- **Short task**
Gather every line from the items below that contains the string "Clear" and copy each one out in full.

## START Data records

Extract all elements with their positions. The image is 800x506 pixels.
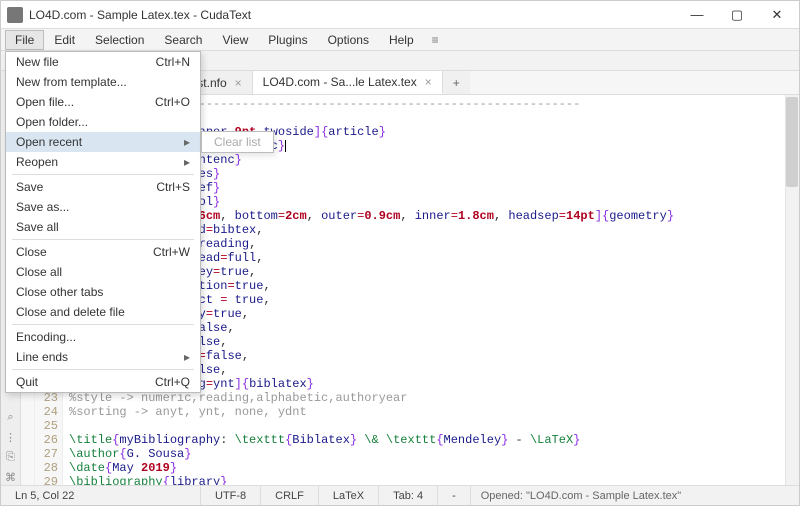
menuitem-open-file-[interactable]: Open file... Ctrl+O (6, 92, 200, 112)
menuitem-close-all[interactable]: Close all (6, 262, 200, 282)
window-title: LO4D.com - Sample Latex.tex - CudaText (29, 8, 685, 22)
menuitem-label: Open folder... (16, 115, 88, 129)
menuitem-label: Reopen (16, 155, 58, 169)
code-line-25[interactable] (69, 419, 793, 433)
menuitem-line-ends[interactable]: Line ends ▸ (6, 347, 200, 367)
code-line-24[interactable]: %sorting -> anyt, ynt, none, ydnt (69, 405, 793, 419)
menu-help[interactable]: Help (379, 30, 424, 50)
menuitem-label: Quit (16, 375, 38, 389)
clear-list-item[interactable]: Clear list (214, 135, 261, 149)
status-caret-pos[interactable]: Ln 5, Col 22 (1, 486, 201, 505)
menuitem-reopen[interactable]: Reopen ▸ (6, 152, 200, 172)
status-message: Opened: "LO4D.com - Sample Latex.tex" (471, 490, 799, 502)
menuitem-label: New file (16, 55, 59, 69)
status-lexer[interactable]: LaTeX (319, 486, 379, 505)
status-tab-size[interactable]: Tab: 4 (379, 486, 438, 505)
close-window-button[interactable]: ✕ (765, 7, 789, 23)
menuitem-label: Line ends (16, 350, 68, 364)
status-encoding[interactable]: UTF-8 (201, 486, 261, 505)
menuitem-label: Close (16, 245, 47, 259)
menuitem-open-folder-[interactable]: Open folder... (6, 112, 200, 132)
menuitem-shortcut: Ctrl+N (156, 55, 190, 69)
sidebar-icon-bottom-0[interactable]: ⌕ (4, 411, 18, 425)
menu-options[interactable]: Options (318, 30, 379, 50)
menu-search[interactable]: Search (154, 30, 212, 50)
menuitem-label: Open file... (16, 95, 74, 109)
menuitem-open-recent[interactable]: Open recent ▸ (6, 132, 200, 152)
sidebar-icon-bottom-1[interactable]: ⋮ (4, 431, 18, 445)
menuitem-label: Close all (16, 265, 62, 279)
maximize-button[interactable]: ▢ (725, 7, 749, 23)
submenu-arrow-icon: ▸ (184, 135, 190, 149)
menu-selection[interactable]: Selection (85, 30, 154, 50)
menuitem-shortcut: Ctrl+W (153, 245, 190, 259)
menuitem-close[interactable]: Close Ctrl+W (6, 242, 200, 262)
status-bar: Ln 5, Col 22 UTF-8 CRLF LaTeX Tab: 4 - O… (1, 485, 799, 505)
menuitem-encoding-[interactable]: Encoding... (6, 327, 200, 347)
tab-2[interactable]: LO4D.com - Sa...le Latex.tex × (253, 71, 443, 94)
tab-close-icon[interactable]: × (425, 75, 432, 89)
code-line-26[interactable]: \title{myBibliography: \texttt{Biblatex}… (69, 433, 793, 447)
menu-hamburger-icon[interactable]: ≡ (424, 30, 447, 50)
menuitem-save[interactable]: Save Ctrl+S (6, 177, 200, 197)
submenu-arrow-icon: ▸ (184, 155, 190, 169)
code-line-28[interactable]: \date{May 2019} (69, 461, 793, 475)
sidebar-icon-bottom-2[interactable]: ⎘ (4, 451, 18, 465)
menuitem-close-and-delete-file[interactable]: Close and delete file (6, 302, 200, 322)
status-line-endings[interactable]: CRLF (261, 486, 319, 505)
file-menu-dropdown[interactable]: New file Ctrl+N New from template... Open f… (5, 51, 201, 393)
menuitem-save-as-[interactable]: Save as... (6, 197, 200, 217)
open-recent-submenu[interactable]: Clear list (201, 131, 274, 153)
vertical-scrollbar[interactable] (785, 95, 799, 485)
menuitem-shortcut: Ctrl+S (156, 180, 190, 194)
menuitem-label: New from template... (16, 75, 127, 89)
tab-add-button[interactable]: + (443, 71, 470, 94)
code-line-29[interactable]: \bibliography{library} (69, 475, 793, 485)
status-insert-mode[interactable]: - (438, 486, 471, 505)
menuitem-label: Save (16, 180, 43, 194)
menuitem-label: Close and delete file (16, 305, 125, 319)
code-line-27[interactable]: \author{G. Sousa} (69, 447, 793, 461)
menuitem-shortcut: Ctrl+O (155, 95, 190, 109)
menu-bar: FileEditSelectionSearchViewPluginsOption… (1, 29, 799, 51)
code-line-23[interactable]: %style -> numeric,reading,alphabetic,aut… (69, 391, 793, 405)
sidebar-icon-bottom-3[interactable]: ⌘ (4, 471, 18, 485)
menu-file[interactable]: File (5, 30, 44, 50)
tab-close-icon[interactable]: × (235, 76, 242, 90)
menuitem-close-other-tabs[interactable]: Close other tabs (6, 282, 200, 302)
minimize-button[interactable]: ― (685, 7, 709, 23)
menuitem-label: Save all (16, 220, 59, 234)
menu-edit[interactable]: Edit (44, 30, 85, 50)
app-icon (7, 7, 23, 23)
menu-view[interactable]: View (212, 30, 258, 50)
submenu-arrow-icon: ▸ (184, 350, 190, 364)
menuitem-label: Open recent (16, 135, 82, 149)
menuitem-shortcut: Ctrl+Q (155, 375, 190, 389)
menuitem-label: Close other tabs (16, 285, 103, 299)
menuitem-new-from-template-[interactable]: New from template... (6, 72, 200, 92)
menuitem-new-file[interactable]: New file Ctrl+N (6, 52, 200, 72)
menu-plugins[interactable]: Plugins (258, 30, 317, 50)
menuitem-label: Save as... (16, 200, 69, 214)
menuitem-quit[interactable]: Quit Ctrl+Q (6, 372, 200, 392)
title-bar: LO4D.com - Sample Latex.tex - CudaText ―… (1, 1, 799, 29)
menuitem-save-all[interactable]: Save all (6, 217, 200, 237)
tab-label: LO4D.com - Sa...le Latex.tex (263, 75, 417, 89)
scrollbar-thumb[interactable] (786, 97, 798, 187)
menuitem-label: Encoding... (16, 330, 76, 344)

## END Data records

- **Reply**
clear-list-item[interactable]: Clear list (214, 135, 261, 149)
open-recent-submenu[interactable]: Clear list (201, 131, 274, 153)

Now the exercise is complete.